>>>

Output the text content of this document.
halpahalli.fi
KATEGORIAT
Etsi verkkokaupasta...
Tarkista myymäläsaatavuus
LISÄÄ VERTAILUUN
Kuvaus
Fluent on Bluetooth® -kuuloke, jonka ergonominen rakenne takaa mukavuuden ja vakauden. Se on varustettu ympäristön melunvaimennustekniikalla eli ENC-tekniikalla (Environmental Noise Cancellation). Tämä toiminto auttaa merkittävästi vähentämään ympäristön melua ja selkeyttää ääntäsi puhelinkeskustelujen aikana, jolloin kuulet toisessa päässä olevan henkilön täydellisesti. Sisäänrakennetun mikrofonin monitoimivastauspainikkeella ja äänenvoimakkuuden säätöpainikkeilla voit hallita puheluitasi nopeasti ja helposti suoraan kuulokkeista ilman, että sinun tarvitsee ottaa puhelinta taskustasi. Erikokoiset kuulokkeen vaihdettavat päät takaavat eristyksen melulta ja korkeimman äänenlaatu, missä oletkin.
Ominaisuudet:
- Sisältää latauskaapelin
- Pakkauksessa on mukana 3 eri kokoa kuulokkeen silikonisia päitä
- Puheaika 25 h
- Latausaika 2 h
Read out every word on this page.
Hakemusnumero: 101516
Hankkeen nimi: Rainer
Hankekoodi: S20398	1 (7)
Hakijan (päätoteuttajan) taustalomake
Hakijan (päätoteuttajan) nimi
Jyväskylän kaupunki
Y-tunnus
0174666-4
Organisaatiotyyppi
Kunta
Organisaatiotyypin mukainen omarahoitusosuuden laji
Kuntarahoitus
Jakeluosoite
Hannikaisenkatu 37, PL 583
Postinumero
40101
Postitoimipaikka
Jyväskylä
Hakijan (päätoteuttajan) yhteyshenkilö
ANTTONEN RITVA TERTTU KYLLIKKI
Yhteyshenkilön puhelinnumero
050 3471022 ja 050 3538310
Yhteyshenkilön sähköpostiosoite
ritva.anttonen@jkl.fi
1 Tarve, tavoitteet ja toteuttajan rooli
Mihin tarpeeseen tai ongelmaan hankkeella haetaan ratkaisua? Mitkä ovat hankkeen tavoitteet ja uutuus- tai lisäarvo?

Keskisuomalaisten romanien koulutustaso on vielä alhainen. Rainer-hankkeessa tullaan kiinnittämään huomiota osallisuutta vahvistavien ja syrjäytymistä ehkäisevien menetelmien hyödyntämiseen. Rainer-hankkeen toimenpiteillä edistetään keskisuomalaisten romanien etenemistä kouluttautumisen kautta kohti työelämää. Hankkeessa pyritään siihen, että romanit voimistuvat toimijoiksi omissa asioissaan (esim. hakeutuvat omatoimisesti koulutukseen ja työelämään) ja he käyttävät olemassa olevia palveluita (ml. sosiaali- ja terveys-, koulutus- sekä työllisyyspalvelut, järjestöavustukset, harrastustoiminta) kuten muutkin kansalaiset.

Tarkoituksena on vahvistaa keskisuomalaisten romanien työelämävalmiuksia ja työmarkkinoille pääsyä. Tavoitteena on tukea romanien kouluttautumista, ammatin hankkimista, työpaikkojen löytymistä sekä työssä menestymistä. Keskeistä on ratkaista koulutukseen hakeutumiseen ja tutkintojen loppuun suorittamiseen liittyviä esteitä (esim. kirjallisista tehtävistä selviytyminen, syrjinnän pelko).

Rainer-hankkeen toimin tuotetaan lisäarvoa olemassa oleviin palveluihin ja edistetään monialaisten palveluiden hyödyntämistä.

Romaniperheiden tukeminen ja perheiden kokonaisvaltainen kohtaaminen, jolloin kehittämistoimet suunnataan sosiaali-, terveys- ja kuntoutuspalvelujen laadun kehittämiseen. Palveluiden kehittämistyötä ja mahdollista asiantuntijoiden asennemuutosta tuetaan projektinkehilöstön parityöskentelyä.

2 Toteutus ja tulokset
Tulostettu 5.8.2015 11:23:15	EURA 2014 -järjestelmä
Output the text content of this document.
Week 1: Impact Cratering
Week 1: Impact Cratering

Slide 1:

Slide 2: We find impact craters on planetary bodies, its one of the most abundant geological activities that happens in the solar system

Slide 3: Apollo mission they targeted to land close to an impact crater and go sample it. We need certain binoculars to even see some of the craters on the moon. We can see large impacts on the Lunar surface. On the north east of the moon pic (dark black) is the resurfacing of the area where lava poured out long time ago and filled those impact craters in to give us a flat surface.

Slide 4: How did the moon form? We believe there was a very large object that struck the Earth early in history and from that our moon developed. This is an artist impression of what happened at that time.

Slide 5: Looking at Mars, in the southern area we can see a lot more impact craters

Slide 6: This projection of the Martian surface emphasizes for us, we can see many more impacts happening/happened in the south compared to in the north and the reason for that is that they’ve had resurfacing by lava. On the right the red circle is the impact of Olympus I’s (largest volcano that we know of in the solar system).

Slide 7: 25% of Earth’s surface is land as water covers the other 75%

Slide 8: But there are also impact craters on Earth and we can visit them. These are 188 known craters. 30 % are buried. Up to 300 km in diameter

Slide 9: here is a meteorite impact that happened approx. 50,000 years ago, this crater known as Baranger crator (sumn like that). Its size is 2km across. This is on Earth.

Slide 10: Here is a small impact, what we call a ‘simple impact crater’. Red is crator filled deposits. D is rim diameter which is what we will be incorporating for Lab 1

<<<

▶ What the task asks
Count every line of the material above that holds the string "jolloin", then state only the total.

▶ Problem solution
2